(Collected data)
◇ ◇ ◇ ◇
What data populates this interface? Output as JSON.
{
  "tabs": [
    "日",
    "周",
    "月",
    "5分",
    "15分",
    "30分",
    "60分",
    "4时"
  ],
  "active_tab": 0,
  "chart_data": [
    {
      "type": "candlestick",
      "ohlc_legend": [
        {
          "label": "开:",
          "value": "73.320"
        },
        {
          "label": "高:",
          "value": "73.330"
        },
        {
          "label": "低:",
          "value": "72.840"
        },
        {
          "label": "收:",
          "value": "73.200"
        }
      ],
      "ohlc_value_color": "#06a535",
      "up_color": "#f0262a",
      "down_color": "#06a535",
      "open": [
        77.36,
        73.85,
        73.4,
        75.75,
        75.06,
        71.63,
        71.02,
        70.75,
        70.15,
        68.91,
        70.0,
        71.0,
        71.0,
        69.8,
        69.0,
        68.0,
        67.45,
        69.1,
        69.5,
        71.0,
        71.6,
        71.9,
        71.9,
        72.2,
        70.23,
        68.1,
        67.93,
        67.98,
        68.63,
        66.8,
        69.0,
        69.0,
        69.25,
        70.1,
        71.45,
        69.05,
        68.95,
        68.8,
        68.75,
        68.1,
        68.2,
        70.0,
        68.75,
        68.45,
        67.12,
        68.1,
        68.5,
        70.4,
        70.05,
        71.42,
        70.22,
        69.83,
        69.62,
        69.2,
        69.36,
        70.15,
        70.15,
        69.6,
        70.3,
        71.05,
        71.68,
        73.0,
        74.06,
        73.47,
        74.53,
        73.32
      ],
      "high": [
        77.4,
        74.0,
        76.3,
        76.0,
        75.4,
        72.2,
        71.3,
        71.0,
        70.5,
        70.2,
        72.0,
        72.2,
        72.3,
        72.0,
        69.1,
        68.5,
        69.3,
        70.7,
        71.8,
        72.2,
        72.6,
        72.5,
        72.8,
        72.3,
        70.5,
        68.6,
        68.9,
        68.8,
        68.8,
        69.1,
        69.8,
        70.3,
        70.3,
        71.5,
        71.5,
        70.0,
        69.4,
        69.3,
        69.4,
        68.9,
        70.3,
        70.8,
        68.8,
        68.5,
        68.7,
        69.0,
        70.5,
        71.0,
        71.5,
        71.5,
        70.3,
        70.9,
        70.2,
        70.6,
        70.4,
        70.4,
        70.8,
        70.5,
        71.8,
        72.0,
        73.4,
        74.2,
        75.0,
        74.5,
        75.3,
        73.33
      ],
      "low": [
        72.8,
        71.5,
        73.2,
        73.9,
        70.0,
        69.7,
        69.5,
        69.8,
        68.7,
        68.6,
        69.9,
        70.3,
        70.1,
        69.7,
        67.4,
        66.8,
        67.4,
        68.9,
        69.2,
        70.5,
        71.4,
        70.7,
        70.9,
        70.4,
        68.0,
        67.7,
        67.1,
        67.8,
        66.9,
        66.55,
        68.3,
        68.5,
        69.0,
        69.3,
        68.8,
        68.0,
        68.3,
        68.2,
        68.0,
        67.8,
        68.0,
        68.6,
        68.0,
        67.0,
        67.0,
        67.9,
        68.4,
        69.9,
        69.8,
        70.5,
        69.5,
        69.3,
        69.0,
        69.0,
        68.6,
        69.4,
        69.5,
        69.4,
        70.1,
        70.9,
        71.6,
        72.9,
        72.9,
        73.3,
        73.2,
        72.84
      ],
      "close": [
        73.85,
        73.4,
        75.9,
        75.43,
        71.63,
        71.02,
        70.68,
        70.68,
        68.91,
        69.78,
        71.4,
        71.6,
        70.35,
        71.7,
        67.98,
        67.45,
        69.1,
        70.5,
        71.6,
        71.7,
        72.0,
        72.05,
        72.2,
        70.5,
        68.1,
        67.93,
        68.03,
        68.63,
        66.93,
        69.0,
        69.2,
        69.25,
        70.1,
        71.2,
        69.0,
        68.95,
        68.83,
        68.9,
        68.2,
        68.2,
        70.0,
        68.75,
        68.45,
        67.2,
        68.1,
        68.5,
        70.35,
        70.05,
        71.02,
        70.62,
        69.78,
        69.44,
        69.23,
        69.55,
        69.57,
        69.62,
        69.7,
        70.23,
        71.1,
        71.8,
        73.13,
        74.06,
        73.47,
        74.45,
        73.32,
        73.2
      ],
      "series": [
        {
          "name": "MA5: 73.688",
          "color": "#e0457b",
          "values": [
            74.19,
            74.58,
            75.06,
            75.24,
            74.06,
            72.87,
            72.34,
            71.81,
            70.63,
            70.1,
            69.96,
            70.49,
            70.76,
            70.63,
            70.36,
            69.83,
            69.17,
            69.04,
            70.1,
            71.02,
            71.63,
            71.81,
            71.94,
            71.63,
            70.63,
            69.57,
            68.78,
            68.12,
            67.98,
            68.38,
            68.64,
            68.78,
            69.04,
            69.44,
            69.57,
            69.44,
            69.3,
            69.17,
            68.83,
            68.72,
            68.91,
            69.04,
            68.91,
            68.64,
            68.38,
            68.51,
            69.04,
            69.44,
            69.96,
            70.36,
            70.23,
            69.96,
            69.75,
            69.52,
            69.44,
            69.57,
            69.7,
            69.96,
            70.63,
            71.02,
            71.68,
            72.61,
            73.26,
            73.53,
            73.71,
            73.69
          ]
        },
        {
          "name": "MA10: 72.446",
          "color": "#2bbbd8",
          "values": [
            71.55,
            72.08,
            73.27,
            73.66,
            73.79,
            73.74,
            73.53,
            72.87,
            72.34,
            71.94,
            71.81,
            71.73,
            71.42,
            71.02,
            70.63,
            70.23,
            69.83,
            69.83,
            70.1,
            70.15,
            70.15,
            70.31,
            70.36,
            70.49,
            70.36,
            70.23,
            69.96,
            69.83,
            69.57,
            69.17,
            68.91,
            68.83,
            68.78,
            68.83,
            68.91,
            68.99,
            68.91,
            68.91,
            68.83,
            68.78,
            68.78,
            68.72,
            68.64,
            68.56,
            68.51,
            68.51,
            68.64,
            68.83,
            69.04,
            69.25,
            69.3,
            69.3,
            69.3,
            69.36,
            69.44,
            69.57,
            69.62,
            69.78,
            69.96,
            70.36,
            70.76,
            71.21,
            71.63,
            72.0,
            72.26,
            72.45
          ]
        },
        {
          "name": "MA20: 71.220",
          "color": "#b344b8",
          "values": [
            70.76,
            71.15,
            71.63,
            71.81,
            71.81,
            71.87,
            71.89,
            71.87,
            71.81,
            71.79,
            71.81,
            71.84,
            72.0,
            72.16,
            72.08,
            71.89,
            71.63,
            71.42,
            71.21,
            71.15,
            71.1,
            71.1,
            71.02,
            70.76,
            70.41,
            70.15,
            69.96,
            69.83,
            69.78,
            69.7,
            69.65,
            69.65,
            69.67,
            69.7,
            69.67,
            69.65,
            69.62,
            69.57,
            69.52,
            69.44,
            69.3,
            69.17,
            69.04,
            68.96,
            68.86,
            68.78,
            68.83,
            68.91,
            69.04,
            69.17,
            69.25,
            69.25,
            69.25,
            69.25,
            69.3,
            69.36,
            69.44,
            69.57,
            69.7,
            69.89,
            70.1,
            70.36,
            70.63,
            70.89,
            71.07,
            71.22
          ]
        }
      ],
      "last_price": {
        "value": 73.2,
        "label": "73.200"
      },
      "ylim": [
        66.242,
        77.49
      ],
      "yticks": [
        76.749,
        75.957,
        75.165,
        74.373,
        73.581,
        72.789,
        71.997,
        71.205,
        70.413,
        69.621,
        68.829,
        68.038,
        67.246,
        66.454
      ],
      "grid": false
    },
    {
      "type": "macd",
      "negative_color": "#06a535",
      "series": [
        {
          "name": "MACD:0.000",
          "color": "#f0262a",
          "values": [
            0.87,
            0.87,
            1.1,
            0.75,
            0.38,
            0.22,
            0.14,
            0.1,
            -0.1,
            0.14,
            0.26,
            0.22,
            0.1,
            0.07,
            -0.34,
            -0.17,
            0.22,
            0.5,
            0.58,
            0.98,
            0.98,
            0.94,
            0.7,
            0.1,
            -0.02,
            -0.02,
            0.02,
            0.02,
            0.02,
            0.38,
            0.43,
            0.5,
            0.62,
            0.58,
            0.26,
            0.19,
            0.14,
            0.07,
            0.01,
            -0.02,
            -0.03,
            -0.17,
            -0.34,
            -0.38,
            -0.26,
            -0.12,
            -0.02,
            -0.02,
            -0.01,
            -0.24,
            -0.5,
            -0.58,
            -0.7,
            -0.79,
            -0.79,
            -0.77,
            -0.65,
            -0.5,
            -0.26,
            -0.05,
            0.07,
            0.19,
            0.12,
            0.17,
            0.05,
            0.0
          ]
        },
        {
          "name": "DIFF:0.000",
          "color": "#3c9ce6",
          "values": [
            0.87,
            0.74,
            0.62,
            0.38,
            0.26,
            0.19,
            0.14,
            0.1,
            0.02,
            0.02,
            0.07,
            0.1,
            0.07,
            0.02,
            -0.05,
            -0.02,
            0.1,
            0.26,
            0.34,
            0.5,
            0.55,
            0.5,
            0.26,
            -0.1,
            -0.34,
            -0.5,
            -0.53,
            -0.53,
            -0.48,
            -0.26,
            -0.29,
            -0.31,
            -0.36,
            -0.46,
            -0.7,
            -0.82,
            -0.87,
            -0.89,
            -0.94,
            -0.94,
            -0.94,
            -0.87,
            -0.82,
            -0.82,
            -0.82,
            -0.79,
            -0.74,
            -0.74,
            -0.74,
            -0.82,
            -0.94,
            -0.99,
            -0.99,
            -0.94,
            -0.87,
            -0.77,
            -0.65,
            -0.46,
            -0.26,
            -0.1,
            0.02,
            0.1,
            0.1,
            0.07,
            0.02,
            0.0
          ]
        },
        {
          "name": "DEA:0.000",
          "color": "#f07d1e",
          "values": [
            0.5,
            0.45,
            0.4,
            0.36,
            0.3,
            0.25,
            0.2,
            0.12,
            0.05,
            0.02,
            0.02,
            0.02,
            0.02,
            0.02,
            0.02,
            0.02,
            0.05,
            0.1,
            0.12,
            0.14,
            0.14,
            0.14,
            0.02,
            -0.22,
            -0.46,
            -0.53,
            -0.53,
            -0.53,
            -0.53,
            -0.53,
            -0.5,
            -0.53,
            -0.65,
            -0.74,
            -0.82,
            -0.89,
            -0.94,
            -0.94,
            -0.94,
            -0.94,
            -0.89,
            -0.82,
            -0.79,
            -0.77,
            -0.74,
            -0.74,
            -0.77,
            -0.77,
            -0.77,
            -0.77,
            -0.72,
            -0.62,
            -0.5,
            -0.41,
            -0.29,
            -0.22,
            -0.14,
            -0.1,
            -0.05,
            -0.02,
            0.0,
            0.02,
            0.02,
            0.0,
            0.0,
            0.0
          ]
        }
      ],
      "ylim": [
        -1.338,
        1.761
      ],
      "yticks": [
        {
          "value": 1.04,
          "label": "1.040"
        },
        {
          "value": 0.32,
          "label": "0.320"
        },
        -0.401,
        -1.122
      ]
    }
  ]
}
◇ ◇ ◇ ◇
- Instructions to follow
Gather each line of the listing containing the word "label" and show it.

- The response
          "label": "开:",
          "label": "高:",
          "label": "低:",
          "label": "收:",
        "label": "73.200"
          "label": "1.040"
          "label": "0.320"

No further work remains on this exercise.